GIVEN ENTRIES:

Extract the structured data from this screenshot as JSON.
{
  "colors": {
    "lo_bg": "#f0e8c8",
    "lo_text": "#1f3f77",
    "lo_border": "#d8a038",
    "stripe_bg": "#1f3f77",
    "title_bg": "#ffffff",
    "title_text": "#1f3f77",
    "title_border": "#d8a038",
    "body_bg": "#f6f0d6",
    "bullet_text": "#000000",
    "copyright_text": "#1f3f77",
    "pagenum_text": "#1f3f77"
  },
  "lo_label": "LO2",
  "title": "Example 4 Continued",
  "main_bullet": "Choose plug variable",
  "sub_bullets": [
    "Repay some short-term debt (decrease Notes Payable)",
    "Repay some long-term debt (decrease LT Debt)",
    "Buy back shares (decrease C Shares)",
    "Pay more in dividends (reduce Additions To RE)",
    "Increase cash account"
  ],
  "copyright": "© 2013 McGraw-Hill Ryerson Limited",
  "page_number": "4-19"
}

TASK BRIEF:
Which lines of the data include "Repay"? Copy each of them.

SOLUTION FOR THIS EXERCISE:
    "Repay some short-term debt (decrease Notes Payable)",
    "Repay some long-term debt (decrease LT Debt)",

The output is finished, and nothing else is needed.